### TASK
The data below should be restated word for word, with every picture omitted.

### EXCERPTED RECORDS
::::::::

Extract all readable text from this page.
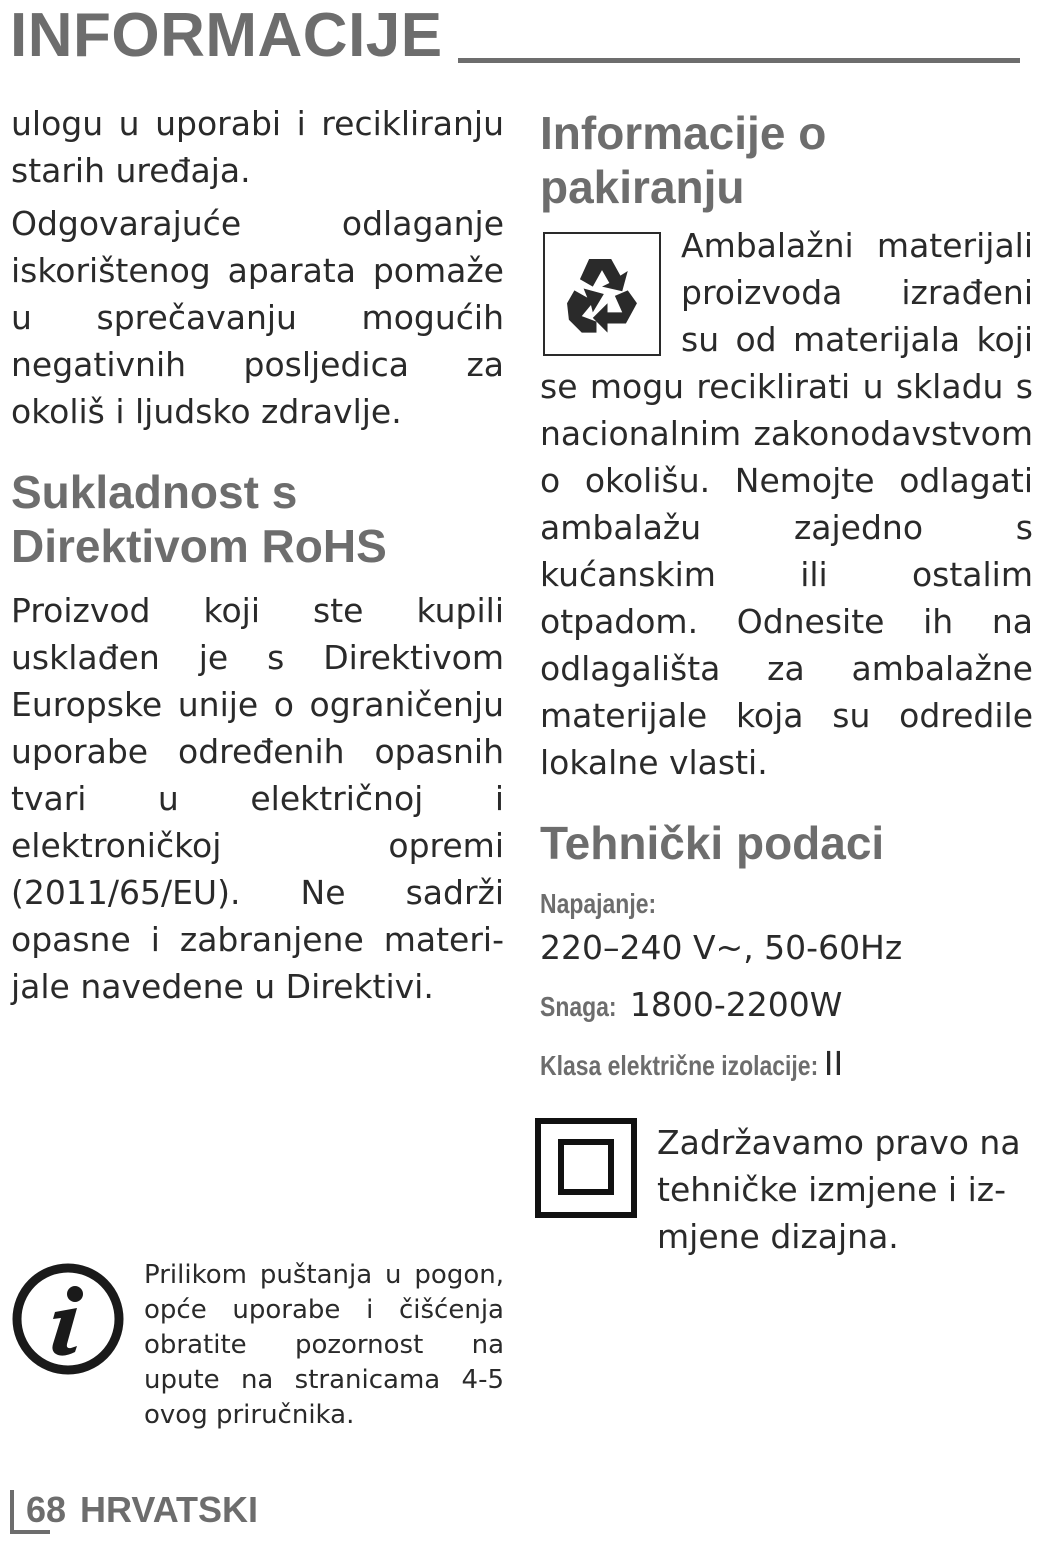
INFORMACIJE

ulogu u uporabi i recikliranju starih uređaja.

Odgovarajuće odlaganje iskorištenog aparata pomaže u sprečavanju mogućih negativnih posljedica za okoliš i ljudsko zdravlje.

Sukladnost s
Direktivom RoHS

Proizvod koji ste kupili usklađen je s Direktivom Europske unije o ograničenju uporabe određenih opasnih tvari u električnoj i elektroničkoj opremi (2011/65/EU). Ne sadrži opasne i zabranjene materijale navedene u Direktivi.

Informacije o
pakiranju

Ambalažni materijali proizvoda izrađeni su od materijala koji se mogu reciklirati u skladu s nacionalnim zakonodavstvom o okolišu. Nemojte odlagati ambalažu zajedno s kućanskim ili ostalim otpadom. Odnesite ih na odlagališta za ambalažne materijale koja su odredile lokalne vlasti.

Tehnički podaci
Napajanje:

220–240 V~, 50-60Hz

Snaga: 1800-2200W

Klasa električne izolacije: II

Zadržavamo pravo na tehničke izmjene i izmjene dizajna.

Prilikom puštanja u pogon, opće uporabe i čišćenja obratite pozornost na upute na stranicama 4-5 ovog priručnika.

68 HRVATSKI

::::::::

### OUTPUT FOR THIS EXERCISE
Extract all readable text from this page.
INFORMACIJE

ulogu u uporabi i recikliranju starih uređaja.

Odgovarajuće odlaganje iskorištenog aparata pomaže u sprečavanju mogućih negativnih posljedica za okoliš i ljudsko zdravlje.

Sukladnost s
Direktivom RoHS

Proizvod koji ste kupili usklađen je s Direktivom Europske unije o ograničenju uporabe određenih opasnih tvari u električnoj i elektroničkoj opremi (2011/65/EU). Ne sadrži opasne i zabranjene materijale navedene u Direktivi.

Informacije o
pakiranju

Ambalažni materijali proizvoda izrađeni su od materijala koji se mogu reciklirati u skladu s nacionalnim zakonodavstvom o okolišu. Nemojte odlagati ambalažu zajedno s kućanskim ili ostalim otpadom. Odnesite ih na odlagališta za ambalažne materijale koja su odredile lokalne vlasti.

Tehnički podaci
Napajanje:

220–240 V~, 50-60Hz

Snaga: 1800-2200W

Klasa električne izolacije: II

Zadržavamo pravo na tehničke izmjene i izmjene dizajna.

Prilikom puštanja u pogon, opće uporabe i čišćenja obratite pozornost na upute na stranicama 4-5 ovog priručnika.

68 HRVATSKI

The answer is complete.